Dataset items:
━━━━━━━━

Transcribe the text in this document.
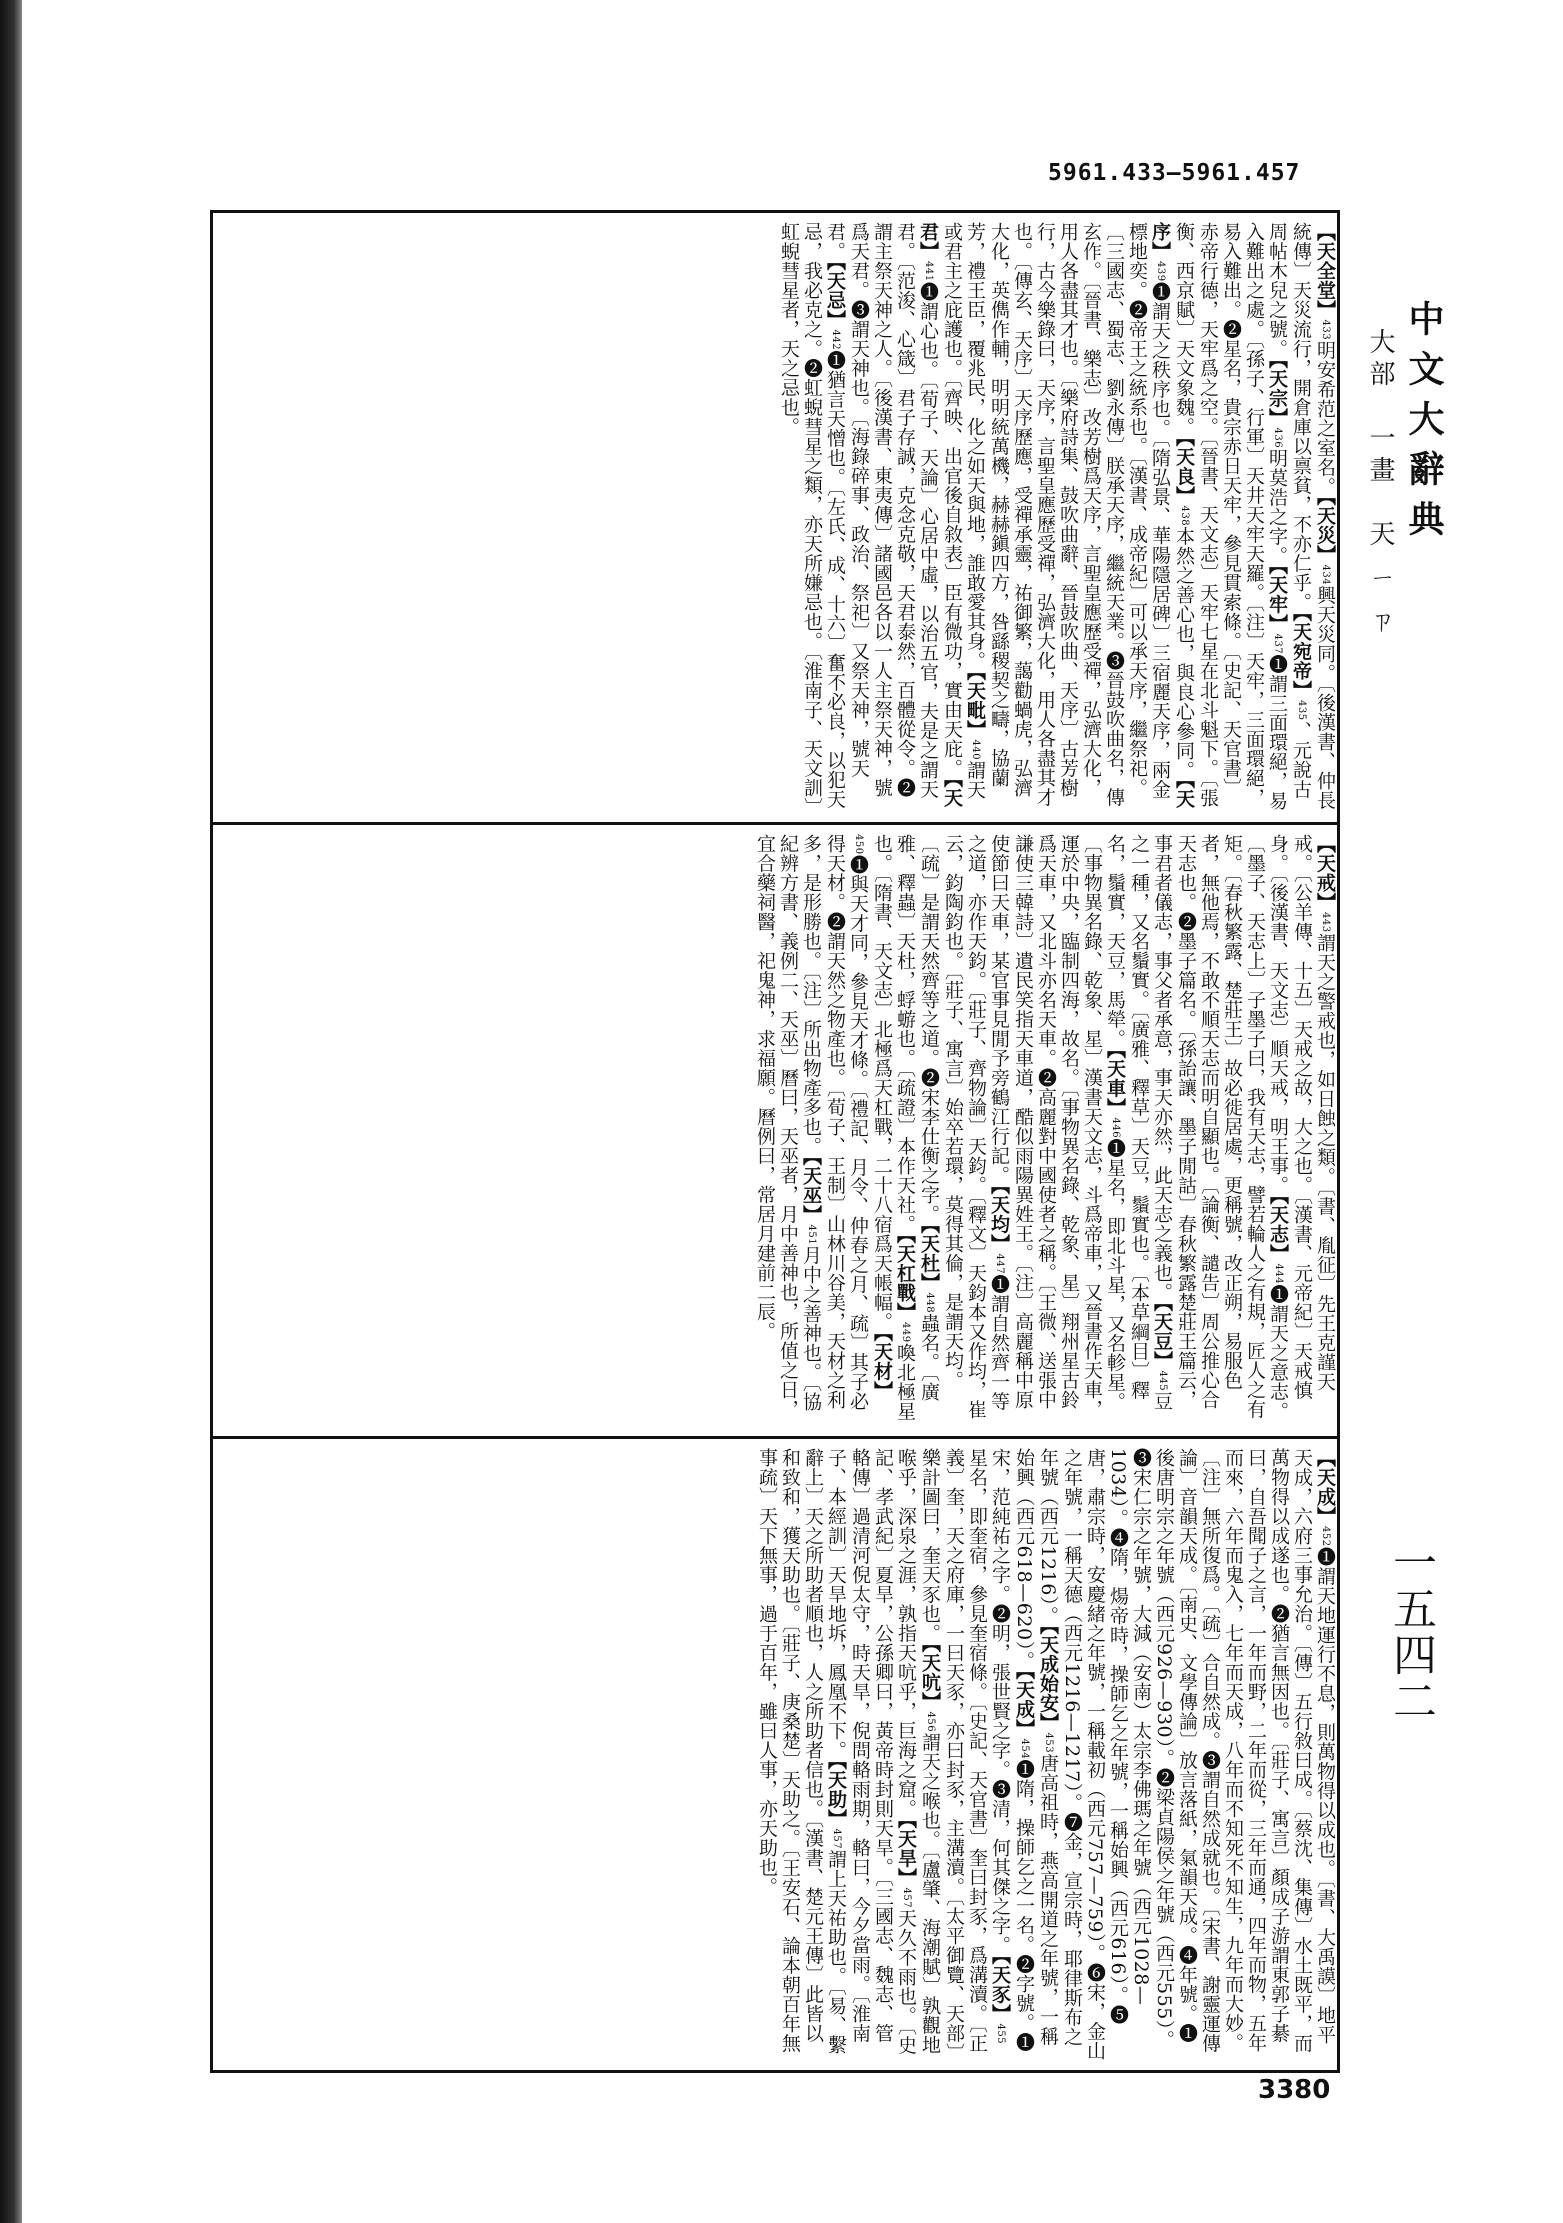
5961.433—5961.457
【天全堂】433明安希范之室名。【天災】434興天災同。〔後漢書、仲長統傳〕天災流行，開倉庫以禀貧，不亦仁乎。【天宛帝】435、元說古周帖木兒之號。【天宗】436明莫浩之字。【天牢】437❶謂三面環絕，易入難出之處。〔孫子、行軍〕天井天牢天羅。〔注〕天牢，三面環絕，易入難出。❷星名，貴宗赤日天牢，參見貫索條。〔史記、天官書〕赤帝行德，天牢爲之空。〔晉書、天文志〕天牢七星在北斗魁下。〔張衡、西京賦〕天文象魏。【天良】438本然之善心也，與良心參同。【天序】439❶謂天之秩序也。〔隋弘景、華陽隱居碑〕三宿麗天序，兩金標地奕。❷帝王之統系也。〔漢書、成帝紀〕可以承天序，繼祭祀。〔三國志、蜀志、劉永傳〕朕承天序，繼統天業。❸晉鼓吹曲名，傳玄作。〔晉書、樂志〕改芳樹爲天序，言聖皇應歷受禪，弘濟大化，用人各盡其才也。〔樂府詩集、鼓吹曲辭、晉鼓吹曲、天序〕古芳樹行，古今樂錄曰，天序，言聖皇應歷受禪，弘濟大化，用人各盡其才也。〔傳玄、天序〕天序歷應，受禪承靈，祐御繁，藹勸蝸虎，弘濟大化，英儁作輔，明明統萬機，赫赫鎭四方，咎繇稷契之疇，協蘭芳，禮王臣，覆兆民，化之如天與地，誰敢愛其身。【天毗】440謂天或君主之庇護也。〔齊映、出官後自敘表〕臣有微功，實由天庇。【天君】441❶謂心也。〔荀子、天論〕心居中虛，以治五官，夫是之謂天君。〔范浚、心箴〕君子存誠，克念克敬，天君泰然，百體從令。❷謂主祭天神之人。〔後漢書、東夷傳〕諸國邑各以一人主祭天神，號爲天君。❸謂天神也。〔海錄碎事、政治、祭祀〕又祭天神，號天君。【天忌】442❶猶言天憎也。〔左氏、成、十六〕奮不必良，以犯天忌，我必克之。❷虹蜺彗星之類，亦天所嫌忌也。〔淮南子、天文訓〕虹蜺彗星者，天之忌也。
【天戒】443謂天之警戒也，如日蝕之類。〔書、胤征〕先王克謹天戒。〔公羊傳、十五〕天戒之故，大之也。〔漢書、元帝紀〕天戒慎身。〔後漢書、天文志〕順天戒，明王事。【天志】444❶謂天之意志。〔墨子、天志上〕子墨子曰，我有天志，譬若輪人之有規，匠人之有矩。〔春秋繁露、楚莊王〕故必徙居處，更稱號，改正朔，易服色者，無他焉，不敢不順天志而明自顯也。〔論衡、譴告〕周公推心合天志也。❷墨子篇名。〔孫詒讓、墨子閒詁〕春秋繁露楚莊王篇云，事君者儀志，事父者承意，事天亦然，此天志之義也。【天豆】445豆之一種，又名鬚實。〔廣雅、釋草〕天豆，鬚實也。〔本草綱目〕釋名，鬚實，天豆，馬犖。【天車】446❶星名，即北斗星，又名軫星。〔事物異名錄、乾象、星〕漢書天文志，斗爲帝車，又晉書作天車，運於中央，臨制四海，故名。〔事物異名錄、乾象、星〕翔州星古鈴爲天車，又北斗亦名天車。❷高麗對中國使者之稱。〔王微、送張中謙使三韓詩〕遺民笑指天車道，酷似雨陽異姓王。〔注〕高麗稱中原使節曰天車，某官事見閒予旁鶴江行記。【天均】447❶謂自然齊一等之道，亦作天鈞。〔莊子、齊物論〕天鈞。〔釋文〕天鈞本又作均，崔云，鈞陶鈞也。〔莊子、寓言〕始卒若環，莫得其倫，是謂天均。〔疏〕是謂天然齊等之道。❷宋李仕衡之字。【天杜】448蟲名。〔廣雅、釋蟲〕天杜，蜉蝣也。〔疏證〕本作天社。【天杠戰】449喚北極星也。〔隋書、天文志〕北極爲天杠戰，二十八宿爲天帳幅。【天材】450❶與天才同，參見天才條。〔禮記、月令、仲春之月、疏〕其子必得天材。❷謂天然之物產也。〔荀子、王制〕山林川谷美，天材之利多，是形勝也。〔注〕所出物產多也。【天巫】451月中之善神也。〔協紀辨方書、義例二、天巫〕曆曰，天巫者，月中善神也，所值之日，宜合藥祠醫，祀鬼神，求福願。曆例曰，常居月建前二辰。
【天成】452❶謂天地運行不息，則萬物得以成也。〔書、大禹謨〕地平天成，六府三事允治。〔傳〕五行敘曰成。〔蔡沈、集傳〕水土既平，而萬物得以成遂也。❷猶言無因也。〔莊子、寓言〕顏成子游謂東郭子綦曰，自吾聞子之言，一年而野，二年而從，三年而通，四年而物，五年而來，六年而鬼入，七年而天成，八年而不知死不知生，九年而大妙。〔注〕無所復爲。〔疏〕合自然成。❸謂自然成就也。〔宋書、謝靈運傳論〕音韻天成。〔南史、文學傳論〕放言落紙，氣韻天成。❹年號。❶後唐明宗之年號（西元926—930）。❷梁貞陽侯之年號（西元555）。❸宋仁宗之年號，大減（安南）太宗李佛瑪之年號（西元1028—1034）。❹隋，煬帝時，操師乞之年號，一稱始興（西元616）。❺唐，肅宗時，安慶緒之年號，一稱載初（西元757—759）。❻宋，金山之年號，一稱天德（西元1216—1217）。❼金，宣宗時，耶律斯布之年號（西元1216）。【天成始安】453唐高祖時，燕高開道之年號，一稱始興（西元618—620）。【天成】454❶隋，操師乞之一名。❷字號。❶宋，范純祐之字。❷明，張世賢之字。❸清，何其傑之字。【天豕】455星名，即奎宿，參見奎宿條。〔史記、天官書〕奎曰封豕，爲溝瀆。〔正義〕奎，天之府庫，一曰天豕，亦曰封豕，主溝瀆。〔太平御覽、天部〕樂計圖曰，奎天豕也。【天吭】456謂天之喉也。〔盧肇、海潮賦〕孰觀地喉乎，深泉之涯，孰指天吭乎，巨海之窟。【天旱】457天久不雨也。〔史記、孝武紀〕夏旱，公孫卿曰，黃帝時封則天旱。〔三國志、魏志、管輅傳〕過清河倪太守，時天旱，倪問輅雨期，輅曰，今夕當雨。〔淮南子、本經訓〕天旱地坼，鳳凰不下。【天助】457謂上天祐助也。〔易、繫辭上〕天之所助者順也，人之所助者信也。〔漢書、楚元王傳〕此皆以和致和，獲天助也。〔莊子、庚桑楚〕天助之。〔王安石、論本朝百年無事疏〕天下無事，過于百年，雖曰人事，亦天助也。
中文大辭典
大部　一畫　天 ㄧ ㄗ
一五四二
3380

━━━━━━━━

All of the records need repeating exactly, except for the pictures.

Transcribe the text in this document.
5961.433—5961.457
【天全堂】433明安希范之室名。【天災】434興天災同。〔後漢書、仲長統傳〕天災流行，開倉庫以禀貧，不亦仁乎。【天宛帝】435、元說古周帖木兒之號。【天宗】436明莫浩之字。【天牢】437❶謂三面環絕，易入難出之處。〔孫子、行軍〕天井天牢天羅。〔注〕天牢，三面環絕，易入難出。❷星名，貴宗赤日天牢，參見貫索條。〔史記、天官書〕赤帝行德，天牢爲之空。〔晉書、天文志〕天牢七星在北斗魁下。〔張衡、西京賦〕天文象魏。【天良】438本然之善心也，與良心參同。【天序】439❶謂天之秩序也。〔隋弘景、華陽隱居碑〕三宿麗天序，兩金標地奕。❷帝王之統系也。〔漢書、成帝紀〕可以承天序，繼祭祀。〔三國志、蜀志、劉永傳〕朕承天序，繼統天業。❸晉鼓吹曲名，傳玄作。〔晉書、樂志〕改芳樹爲天序，言聖皇應歷受禪，弘濟大化，用人各盡其才也。〔樂府詩集、鼓吹曲辭、晉鼓吹曲、天序〕古芳樹行，古今樂錄曰，天序，言聖皇應歷受禪，弘濟大化，用人各盡其才也。〔傳玄、天序〕天序歷應，受禪承靈，祐御繁，藹勸蝸虎，弘濟大化，英儁作輔，明明統萬機，赫赫鎭四方，咎繇稷契之疇，協蘭芳，禮王臣，覆兆民，化之如天與地，誰敢愛其身。【天毗】440謂天或君主之庇護也。〔齊映、出官後自敘表〕臣有微功，實由天庇。【天君】441❶謂心也。〔荀子、天論〕心居中虛，以治五官，夫是之謂天君。〔范浚、心箴〕君子存誠，克念克敬，天君泰然，百體從令。❷謂主祭天神之人。〔後漢書、東夷傳〕諸國邑各以一人主祭天神，號爲天君。❸謂天神也。〔海錄碎事、政治、祭祀〕又祭天神，號天君。【天忌】442❶猶言天憎也。〔左氏、成、十六〕奮不必良，以犯天忌，我必克之。❷虹蜺彗星之類，亦天所嫌忌也。〔淮南子、天文訓〕虹蜺彗星者，天之忌也。
【天戒】443謂天之警戒也，如日蝕之類。〔書、胤征〕先王克謹天戒。〔公羊傳、十五〕天戒之故，大之也。〔漢書、元帝紀〕天戒慎身。〔後漢書、天文志〕順天戒，明王事。【天志】444❶謂天之意志。〔墨子、天志上〕子墨子曰，我有天志，譬若輪人之有規，匠人之有矩。〔春秋繁露、楚莊王〕故必徙居處，更稱號，改正朔，易服色者，無他焉，不敢不順天志而明自顯也。〔論衡、譴告〕周公推心合天志也。❷墨子篇名。〔孫詒讓、墨子閒詁〕春秋繁露楚莊王篇云，事君者儀志，事父者承意，事天亦然，此天志之義也。【天豆】445豆之一種，又名鬚實。〔廣雅、釋草〕天豆，鬚實也。〔本草綱目〕釋名，鬚實，天豆，馬犖。【天車】446❶星名，即北斗星，又名軫星。〔事物異名錄、乾象、星〕漢書天文志，斗爲帝車，又晉書作天車，運於中央，臨制四海，故名。〔事物異名錄、乾象、星〕翔州星古鈴爲天車，又北斗亦名天車。❷高麗對中國使者之稱。〔王微、送張中謙使三韓詩〕遺民笑指天車道，酷似雨陽異姓王。〔注〕高麗稱中原使節曰天車，某官事見閒予旁鶴江行記。【天均】447❶謂自然齊一等之道，亦作天鈞。〔莊子、齊物論〕天鈞。〔釋文〕天鈞本又作均，崔云，鈞陶鈞也。〔莊子、寓言〕始卒若環，莫得其倫，是謂天均。〔疏〕是謂天然齊等之道。❷宋李仕衡之字。【天杜】448蟲名。〔廣雅、釋蟲〕天杜，蜉蝣也。〔疏證〕本作天社。【天杠戰】449喚北極星也。〔隋書、天文志〕北極爲天杠戰，二十八宿爲天帳幅。【天材】450❶與天才同，參見天才條。〔禮記、月令、仲春之月、疏〕其子必得天材。❷謂天然之物產也。〔荀子、王制〕山林川谷美，天材之利多，是形勝也。〔注〕所出物產多也。【天巫】451月中之善神也。〔協紀辨方書、義例二、天巫〕曆曰，天巫者，月中善神也，所值之日，宜合藥祠醫，祀鬼神，求福願。曆例曰，常居月建前二辰。
【天成】452❶謂天地運行不息，則萬物得以成也。〔書、大禹謨〕地平天成，六府三事允治。〔傳〕五行敘曰成。〔蔡沈、集傳〕水土既平，而萬物得以成遂也。❷猶言無因也。〔莊子、寓言〕顏成子游謂東郭子綦曰，自吾聞子之言，一年而野，二年而從，三年而通，四年而物，五年而來，六年而鬼入，七年而天成，八年而不知死不知生，九年而大妙。〔注〕無所復爲。〔疏〕合自然成。❸謂自然成就也。〔宋書、謝靈運傳論〕音韻天成。〔南史、文學傳論〕放言落紙，氣韻天成。❹年號。❶後唐明宗之年號（西元926—930）。❷梁貞陽侯之年號（西元555）。❸宋仁宗之年號，大減（安南）太宗李佛瑪之年號（西元1028—1034）。❹隋，煬帝時，操師乞之年號，一稱始興（西元616）。❺唐，肅宗時，安慶緒之年號，一稱載初（西元757—759）。❻宋，金山之年號，一稱天德（西元1216—1217）。❼金，宣宗時，耶律斯布之年號（西元1216）。【天成始安】453唐高祖時，燕高開道之年號，一稱始興（西元618—620）。【天成】454❶隋，操師乞之一名。❷字號。❶宋，范純祐之字。❷明，張世賢之字。❸清，何其傑之字。【天豕】455星名，即奎宿，參見奎宿條。〔史記、天官書〕奎曰封豕，爲溝瀆。〔正義〕奎，天之府庫，一曰天豕，亦曰封豕，主溝瀆。〔太平御覽、天部〕樂計圖曰，奎天豕也。【天吭】456謂天之喉也。〔盧肇、海潮賦〕孰觀地喉乎，深泉之涯，孰指天吭乎，巨海之窟。【天旱】457天久不雨也。〔史記、孝武紀〕夏旱，公孫卿曰，黃帝時封則天旱。〔三國志、魏志、管輅傳〕過清河倪太守，時天旱，倪問輅雨期，輅曰，今夕當雨。〔淮南子、本經訓〕天旱地坼，鳳凰不下。【天助】457謂上天祐助也。〔易、繫辭上〕天之所助者順也，人之所助者信也。〔漢書、楚元王傳〕此皆以和致和，獲天助也。〔莊子、庚桑楚〕天助之。〔王安石、論本朝百年無事疏〕天下無事，過于百年，雖曰人事，亦天助也。
中文大辭典
大部　一畫　天 ㄧ ㄗ
一五四二
3380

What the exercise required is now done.